### Given data
— Begin —
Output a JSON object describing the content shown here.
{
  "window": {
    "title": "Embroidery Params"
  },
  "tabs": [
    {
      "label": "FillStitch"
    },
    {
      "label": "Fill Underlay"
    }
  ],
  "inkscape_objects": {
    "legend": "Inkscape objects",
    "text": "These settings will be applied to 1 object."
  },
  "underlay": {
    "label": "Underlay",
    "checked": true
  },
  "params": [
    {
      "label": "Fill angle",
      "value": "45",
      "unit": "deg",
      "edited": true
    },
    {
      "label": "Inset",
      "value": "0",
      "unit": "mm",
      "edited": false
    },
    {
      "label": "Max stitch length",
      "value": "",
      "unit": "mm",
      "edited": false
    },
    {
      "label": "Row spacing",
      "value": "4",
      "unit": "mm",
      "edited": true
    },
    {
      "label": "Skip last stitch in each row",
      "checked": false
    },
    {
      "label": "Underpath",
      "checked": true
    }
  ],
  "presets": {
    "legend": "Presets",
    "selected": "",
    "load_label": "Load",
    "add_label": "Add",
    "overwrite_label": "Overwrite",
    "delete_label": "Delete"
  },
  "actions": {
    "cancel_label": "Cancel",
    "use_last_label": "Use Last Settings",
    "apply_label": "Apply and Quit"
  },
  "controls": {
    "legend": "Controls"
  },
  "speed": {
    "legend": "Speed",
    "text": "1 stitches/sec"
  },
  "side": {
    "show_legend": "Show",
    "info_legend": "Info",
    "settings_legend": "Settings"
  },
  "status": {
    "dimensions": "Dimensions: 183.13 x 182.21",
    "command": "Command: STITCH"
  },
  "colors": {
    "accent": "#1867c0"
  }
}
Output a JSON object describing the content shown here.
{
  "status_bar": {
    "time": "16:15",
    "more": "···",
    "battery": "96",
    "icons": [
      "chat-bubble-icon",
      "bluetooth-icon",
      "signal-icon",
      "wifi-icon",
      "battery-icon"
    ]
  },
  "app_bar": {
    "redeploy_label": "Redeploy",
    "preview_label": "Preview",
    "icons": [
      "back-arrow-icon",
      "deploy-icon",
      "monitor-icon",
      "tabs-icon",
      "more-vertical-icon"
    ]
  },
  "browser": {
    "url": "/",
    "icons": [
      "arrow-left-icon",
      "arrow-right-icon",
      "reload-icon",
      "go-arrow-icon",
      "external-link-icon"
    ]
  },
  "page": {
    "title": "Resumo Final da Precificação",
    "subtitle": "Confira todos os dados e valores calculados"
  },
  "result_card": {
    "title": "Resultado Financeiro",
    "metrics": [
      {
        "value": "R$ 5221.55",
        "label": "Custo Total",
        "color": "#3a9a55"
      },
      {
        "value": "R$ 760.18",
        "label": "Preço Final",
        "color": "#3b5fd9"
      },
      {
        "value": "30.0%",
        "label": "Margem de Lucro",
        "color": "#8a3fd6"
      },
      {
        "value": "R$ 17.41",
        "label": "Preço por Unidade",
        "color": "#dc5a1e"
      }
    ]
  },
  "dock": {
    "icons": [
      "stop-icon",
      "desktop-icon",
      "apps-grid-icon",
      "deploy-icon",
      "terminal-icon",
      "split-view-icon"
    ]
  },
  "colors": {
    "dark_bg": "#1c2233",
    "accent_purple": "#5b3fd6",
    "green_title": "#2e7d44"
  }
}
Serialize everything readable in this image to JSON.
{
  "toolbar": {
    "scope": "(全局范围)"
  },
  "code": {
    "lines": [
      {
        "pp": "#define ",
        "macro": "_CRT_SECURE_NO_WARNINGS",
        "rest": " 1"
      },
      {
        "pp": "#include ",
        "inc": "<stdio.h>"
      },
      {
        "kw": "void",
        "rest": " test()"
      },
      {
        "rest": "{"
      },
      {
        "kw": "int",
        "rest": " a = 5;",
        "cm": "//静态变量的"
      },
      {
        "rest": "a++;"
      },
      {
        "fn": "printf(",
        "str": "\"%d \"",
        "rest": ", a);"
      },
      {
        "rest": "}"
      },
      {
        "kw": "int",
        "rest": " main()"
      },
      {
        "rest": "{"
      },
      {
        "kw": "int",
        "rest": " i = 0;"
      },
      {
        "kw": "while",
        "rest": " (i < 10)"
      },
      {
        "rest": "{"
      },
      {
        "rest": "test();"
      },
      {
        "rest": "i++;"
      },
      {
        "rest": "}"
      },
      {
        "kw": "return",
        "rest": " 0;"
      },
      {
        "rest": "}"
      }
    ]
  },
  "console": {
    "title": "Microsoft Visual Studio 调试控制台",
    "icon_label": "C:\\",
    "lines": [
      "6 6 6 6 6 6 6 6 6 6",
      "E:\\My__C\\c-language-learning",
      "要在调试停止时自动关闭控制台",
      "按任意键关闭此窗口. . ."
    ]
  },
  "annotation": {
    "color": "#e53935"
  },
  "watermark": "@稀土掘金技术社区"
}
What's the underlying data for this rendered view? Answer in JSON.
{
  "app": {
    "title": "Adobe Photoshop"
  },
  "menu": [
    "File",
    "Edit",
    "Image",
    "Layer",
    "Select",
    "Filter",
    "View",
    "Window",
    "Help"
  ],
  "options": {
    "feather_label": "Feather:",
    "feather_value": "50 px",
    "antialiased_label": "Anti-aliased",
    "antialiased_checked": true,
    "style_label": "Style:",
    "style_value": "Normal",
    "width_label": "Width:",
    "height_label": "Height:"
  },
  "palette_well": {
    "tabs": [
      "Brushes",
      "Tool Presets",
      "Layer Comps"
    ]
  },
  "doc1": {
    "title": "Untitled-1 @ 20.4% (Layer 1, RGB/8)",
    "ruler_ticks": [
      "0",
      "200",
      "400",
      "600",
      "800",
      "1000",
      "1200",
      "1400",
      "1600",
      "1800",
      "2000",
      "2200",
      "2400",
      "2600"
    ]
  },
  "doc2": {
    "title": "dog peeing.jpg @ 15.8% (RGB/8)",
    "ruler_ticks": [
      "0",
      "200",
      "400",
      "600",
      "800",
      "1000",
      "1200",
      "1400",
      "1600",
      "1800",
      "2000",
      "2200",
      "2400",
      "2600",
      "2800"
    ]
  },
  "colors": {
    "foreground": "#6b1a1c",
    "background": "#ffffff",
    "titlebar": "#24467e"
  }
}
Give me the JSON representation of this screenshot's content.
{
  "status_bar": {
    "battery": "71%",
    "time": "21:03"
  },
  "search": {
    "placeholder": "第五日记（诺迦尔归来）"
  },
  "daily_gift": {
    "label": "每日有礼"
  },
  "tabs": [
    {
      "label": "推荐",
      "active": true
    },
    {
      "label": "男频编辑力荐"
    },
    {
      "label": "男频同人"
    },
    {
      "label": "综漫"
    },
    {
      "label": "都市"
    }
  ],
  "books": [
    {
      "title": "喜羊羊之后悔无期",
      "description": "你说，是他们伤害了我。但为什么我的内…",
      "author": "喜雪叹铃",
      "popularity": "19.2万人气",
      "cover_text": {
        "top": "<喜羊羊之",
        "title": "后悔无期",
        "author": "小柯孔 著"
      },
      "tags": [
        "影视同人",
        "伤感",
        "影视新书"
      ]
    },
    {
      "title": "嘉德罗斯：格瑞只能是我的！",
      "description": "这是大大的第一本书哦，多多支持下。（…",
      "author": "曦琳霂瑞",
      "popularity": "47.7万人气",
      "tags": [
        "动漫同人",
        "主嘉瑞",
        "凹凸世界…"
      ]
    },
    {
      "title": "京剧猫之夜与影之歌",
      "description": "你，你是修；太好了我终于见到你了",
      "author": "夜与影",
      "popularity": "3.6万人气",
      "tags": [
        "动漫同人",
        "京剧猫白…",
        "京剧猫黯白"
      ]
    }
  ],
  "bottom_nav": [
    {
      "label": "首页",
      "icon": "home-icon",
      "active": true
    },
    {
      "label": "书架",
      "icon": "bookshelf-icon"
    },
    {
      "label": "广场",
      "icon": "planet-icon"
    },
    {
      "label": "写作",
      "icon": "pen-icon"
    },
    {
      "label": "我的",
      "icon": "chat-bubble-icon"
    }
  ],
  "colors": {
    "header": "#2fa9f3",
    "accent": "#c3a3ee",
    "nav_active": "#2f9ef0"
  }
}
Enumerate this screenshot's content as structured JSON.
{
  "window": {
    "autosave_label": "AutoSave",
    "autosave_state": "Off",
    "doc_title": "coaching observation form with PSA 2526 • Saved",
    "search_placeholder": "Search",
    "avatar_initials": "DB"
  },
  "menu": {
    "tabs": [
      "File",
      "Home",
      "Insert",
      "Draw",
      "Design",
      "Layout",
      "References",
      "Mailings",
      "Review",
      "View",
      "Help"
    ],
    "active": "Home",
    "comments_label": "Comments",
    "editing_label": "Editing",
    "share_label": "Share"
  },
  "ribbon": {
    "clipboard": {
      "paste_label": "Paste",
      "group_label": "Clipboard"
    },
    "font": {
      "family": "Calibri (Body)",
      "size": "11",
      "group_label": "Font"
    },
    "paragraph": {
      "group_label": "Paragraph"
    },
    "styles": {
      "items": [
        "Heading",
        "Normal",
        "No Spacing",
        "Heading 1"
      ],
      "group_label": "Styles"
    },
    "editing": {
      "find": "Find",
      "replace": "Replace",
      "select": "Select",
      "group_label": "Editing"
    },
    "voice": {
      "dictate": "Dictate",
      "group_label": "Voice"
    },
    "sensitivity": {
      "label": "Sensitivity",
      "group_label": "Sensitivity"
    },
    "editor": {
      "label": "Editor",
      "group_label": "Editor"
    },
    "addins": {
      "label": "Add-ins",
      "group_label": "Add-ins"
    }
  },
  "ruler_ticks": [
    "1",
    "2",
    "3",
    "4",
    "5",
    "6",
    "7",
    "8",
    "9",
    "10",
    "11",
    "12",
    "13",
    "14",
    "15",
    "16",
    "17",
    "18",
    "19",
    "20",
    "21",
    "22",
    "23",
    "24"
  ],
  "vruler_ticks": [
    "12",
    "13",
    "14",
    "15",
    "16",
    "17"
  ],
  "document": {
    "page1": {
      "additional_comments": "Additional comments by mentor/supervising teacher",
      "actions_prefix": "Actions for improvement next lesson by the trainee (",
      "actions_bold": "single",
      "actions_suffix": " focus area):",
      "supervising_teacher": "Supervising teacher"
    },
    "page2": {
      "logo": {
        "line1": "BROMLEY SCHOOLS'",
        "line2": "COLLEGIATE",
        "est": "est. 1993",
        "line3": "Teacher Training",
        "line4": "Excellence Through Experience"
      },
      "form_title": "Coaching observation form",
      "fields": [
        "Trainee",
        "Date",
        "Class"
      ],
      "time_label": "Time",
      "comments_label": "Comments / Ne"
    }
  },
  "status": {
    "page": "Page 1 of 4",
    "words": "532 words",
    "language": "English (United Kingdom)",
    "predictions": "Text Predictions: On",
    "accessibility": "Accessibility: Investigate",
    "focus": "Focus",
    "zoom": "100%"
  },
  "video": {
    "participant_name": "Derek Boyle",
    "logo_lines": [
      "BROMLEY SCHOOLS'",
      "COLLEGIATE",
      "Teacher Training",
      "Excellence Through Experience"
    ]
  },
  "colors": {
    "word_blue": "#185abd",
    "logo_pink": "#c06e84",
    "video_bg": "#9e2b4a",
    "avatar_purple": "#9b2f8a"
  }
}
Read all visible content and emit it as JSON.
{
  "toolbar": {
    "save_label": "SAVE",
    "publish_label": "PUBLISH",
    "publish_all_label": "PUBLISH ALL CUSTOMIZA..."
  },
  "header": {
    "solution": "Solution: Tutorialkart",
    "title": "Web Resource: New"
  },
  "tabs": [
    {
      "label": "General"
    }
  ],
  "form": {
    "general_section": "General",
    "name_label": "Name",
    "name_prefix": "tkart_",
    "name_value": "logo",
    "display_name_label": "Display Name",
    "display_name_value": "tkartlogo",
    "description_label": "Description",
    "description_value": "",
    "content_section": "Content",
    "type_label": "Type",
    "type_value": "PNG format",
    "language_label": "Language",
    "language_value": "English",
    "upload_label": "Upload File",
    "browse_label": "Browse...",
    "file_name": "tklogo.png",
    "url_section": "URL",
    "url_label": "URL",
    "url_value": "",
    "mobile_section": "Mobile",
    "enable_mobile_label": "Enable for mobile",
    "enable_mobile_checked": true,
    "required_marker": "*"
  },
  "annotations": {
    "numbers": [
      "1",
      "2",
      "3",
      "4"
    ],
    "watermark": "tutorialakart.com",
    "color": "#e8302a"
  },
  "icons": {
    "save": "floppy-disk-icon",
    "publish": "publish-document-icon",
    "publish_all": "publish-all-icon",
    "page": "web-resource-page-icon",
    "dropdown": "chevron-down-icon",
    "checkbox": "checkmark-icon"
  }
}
— End —
### Stated goal
Which lines contain "Through"? Copy each of them.

### Task response
        "line4": "Excellence Through Experience"
      "Excellence Through Experience"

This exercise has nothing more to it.